◆ Description of the task ◆
Output the data exactly, with every line intact.

Entries with figure data:
— Begin —
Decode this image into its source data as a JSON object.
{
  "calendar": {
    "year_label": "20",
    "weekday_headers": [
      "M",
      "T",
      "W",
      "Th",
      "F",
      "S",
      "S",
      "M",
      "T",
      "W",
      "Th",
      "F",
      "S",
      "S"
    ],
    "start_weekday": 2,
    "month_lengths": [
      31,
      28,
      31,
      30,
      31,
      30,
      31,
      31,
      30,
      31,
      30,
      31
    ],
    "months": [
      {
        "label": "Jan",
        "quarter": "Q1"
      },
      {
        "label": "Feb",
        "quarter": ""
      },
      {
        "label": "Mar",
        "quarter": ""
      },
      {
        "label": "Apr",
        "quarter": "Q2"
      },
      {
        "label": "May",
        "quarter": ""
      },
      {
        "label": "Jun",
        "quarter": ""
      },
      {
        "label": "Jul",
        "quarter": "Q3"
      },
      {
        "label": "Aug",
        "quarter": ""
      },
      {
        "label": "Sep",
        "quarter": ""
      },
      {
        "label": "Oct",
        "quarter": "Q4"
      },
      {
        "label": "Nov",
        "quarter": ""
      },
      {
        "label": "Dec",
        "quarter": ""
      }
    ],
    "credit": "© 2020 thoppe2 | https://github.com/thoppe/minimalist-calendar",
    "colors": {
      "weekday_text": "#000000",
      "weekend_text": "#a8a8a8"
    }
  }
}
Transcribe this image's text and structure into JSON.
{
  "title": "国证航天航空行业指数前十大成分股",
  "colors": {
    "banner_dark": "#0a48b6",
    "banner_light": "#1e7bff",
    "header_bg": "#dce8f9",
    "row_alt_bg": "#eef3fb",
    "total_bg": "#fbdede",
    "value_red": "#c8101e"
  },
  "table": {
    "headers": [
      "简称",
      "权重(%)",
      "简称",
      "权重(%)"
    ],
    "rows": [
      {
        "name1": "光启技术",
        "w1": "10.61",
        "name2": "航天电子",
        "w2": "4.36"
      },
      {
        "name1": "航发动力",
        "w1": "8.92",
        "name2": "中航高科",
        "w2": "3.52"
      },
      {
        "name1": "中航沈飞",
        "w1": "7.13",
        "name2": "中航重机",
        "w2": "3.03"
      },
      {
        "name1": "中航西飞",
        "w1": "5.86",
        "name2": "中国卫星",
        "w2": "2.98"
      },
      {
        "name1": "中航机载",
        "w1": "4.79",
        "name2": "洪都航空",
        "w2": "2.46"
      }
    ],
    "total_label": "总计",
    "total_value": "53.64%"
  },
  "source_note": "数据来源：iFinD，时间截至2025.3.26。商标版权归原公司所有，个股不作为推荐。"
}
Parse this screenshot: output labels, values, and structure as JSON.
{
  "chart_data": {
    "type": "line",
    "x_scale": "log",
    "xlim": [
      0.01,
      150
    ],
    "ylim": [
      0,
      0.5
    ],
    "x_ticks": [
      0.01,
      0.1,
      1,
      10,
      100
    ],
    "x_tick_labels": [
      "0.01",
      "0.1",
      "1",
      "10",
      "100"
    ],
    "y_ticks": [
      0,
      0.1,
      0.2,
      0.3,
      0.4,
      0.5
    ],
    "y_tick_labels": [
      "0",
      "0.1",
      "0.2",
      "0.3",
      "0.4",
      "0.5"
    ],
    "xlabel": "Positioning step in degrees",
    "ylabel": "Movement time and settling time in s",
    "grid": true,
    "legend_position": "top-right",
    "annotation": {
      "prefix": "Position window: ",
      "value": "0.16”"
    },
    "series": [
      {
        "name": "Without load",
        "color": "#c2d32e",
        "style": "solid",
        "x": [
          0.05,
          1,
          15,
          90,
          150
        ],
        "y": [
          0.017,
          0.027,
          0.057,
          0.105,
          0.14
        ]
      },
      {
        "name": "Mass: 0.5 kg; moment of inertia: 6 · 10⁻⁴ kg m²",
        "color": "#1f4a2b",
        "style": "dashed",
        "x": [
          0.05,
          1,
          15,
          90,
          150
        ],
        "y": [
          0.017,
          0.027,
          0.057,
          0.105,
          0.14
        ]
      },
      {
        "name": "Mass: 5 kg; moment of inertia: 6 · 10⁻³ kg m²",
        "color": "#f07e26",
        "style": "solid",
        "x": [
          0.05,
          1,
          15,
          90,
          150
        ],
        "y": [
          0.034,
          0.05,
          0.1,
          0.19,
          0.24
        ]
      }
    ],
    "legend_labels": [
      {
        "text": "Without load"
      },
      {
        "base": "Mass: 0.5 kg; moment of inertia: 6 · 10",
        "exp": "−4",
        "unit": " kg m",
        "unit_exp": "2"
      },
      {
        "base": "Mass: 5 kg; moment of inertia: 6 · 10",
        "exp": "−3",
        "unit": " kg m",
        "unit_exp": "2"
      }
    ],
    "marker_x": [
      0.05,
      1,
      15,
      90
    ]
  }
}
— End —
◆ Output of the exercise ◆
Decode this image into its source data as a JSON object.
{
  "calendar": {
    "year_label": "20",
    "weekday_headers": [
      "M",
      "T",
      "W",
      "Th",
      "F",
      "S",
      "S",
      "M",
      "T",
      "W",
      "Th",
      "F",
      "S",
      "S"
    ],
    "start_weekday": 2,
    "month_lengths": [
      31,
      28,
      31,
      30,
      31,
      30,
      31,
      31,
      30,
      31,
      30,
      31
    ],
    "months": [
      {
        "label": "Jan",
        "quarter": "Q1"
      },
      {
        "label": "Feb",
        "quarter": ""
      },
      {
        "label": "Mar",
        "quarter": ""
      },
      {
        "label": "Apr",
        "quarter": "Q2"
      },
      {
        "label": "May",
        "quarter": ""
      },
      {
        "label": "Jun",
        "quarter": ""
      },
      {
        "label": "Jul",
        "quarter": "Q3"
      },
      {
        "label": "Aug",
        "quarter": ""
      },
      {
        "label": "Sep",
        "quarter": ""
      },
      {
        "label": "Oct",
        "quarter": "Q4"
      },
      {
        "label": "Nov",
        "quarter": ""
      },
      {
        "label": "Dec",
        "quarter": ""
      }
    ],
    "credit": "© 2020 thoppe2 | https://github.com/thoppe/minimalist-calendar",
    "colors": {
      "weekday_text": "#000000",
      "weekend_text": "#a8a8a8"
    }
  }
}
Transcribe this image's text and structure into JSON.
{
  "title": "国证航天航空行业指数前十大成分股",
  "colors": {
    "banner_dark": "#0a48b6",
    "banner_light": "#1e7bff",
    "header_bg": "#dce8f9",
    "row_alt_bg": "#eef3fb",
    "total_bg": "#fbdede",
    "value_red": "#c8101e"
  },
  "table": {
    "headers": [
      "简称",
      "权重(%)",
      "简称",
      "权重(%)"
    ],
    "rows": [
      {
        "name1": "光启技术",
        "w1": "10.61",
        "name2": "航天电子",
        "w2": "4.36"
      },
      {
        "name1": "航发动力",
        "w1": "8.92",
        "name2": "中航高科",
        "w2": "3.52"
      },
      {
        "name1": "中航沈飞",
        "w1": "7.13",
        "name2": "中航重机",
        "w2": "3.03"
      },
      {
        "name1": "中航西飞",
        "w1": "5.86",
        "name2": "中国卫星",
        "w2": "2.98"
      },
      {
        "name1": "中航机载",
        "w1": "4.79",
        "name2": "洪都航空",
        "w2": "2.46"
      }
    ],
    "total_label": "总计",
    "total_value": "53.64%"
  },
  "source_note": "数据来源：iFinD，时间截至2025.3.26。商标版权归原公司所有，个股不作为推荐。"
}
Parse this screenshot: output labels, values, and structure as JSON.
{
  "chart_data": {
    "type": "line",
    "x_scale": "log",
    "xlim": [
      0.01,
      150
    ],
    "ylim": [
      0,
      0.5
    ],
    "x_ticks": [
      0.01,
      0.1,
      1,
      10,
      100
    ],
    "x_tick_labels": [
      "0.01",
      "0.1",
      "1",
      "10",
      "100"
    ],
    "y_ticks": [
      0,
      0.1,
      0.2,
      0.3,
      0.4,
      0.5
    ],
    "y_tick_labels": [
      "0",
      "0.1",
      "0.2",
      "0.3",
      "0.4",
      "0.5"
    ],
    "xlabel": "Positioning step in degrees",
    "ylabel": "Movement time and settling time in s",
    "grid": true,
    "legend_position": "top-right",
    "annotation": {
      "prefix": "Position window: ",
      "value": "0.16”"
    },
    "series": [
      {
        "name": "Without load",
        "color": "#c2d32e",
        "style": "solid",
        "x": [
          0.05,
          1,
          15,
          90,
          150
        ],
        "y": [
          0.017,
          0.027,
          0.057,
          0.105,
          0.14
        ]
      },
      {
        "name": "Mass: 0.5 kg; moment of inertia: 6 · 10⁻⁴ kg m²",
        "color": "#1f4a2b",
        "style": "dashed",
        "x": [
          0.05,
          1,
          15,
          90,
          150
        ],
        "y": [
          0.017,
          0.027,
          0.057,
          0.105,
          0.14
        ]
      },
      {
        "name": "Mass: 5 kg; moment of inertia: 6 · 10⁻³ kg m²",
        "color": "#f07e26",
        "style": "solid",
        "x": [
          0.05,
          1,
          15,
          90,
          150
        ],
        "y": [
          0.034,
          0.05,
          0.1,
          0.19,
          0.24
        ]
      }
    ],
    "legend_labels": [
      {
        "text": "Without load"
      },
      {
        "base": "Mass: 0.5 kg; moment of inertia: 6 · 10",
        "exp": "−4",
        "unit": " kg m",
        "unit_exp": "2"
      },
      {
        "base": "Mass: 5 kg; moment of inertia: 6 · 10",
        "exp": "−3",
        "unit": " kg m",
        "unit_exp": "2"
      }
    ],
    "marker_x": [
      0.05,
      1,
      15,
      90
    ]
  }
}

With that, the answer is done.